# WHAT YOU HAVE TO DO
Copy the lines that follow, keeping every character the same.

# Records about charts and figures
_____
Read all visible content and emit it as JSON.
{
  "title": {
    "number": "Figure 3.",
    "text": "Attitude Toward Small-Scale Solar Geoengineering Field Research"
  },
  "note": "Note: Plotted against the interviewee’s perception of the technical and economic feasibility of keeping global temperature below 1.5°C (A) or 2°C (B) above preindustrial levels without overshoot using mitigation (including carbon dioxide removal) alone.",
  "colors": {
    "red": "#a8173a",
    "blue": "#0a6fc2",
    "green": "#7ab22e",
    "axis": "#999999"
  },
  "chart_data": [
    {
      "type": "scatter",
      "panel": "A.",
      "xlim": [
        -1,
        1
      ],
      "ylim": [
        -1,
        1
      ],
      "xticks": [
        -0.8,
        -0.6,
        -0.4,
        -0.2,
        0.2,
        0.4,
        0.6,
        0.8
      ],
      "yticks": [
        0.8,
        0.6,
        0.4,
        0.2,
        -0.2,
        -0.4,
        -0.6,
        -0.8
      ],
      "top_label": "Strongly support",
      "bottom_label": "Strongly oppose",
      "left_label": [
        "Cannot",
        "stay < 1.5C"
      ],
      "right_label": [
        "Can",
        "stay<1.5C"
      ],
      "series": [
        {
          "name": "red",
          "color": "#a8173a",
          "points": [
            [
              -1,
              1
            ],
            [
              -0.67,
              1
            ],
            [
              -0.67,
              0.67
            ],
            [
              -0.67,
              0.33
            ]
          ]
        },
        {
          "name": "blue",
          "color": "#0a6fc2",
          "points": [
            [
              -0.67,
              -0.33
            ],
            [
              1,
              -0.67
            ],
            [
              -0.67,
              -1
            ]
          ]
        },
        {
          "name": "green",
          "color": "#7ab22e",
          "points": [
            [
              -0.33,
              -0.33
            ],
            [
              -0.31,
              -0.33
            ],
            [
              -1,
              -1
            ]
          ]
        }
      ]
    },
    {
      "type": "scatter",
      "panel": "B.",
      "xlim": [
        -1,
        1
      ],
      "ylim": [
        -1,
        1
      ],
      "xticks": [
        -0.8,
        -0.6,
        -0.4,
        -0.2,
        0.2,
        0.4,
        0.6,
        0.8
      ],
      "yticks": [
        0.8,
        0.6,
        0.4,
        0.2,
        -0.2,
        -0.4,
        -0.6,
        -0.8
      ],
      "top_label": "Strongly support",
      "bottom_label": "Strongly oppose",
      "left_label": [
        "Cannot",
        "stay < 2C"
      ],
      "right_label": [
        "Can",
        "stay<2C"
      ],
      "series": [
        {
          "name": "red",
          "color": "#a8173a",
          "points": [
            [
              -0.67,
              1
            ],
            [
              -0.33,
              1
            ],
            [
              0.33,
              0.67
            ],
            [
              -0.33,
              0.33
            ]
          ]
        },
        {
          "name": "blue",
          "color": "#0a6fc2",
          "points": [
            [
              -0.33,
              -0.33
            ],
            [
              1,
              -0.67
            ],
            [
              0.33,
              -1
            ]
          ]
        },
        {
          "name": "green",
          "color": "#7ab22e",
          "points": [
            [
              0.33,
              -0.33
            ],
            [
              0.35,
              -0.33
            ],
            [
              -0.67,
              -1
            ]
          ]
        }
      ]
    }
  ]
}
_____
# RESPONSE FOR THIS EXERCISE
Read all visible content and emit it as JSON.
{
  "title": {
    "number": "Figure 3.",
    "text": "Attitude Toward Small-Scale Solar Geoengineering Field Research"
  },
  "note": "Note: Plotted against the interviewee’s perception of the technical and economic feasibility of keeping global temperature below 1.5°C (A) or 2°C (B) above preindustrial levels without overshoot using mitigation (including carbon dioxide removal) alone.",
  "colors": {
    "red": "#a8173a",
    "blue": "#0a6fc2",
    "green": "#7ab22e",
    "axis": "#999999"
  },
  "chart_data": [
    {
      "type": "scatter",
      "panel": "A.",
      "xlim": [
        -1,
        1
      ],
      "ylim": [
        -1,
        1
      ],
      "xticks": [
        -0.8,
        -0.6,
        -0.4,
        -0.2,
        0.2,
        0.4,
        0.6,
        0.8
      ],
      "yticks": [
        0.8,
        0.6,
        0.4,
        0.2,
        -0.2,
        -0.4,
        -0.6,
        -0.8
      ],
      "top_label": "Strongly support",
      "bottom_label": "Strongly oppose",
      "left_label": [
        "Cannot",
        "stay < 1.5C"
      ],
      "right_label": [
        "Can",
        "stay<1.5C"
      ],
      "series": [
        {
          "name": "red",
          "color": "#a8173a",
          "points": [
            [
              -1,
              1
            ],
            [
              -0.67,
              1
            ],
            [
              -0.67,
              0.67
            ],
            [
              -0.67,
              0.33
            ]
          ]
        },
        {
          "name": "blue",
          "color": "#0a6fc2",
          "points": [
            [
              -0.67,
              -0.33
            ],
            [
              1,
              -0.67
            ],
            [
              -0.67,
              -1
            ]
          ]
        },
        {
          "name": "green",
          "color": "#7ab22e",
          "points": [
            [
              -0.33,
              -0.33
            ],
            [
              -0.31,
              -0.33
            ],
            [
              -1,
              -1
            ]
          ]
        }
      ]
    },
    {
      "type": "scatter",
      "panel": "B.",
      "xlim": [
        -1,
        1
      ],
      "ylim": [
        -1,
        1
      ],
      "xticks": [
        -0.8,
        -0.6,
        -0.4,
        -0.2,
        0.2,
        0.4,
        0.6,
        0.8
      ],
      "yticks": [
        0.8,
        0.6,
        0.4,
        0.2,
        -0.2,
        -0.4,
        -0.6,
        -0.8
      ],
      "top_label": "Strongly support",
      "bottom_label": "Strongly oppose",
      "left_label": [
        "Cannot",
        "stay < 2C"
      ],
      "right_label": [
        "Can",
        "stay<2C"
      ],
      "series": [
        {
          "name": "red",
          "color": "#a8173a",
          "points": [
            [
              -0.67,
              1
            ],
            [
              -0.33,
              1
            ],
            [
              0.33,
              0.67
            ],
            [
              -0.33,
              0.33
            ]
          ]
        },
        {
          "name": "blue",
          "color": "#0a6fc2",
          "points": [
            [
              -0.33,
              -0.33
            ],
            [
              1,
              -0.67
            ],
            [
              0.33,
              -1
            ]
          ]
        },
        {
          "name": "green",
          "color": "#7ab22e",
          "points": [
            [
              0.33,
              -0.33
            ],
            [
              0.35,
              -0.33
            ],
            [
              -0.67,
              -1
            ]
          ]
        }
      ]
    }
  ]
}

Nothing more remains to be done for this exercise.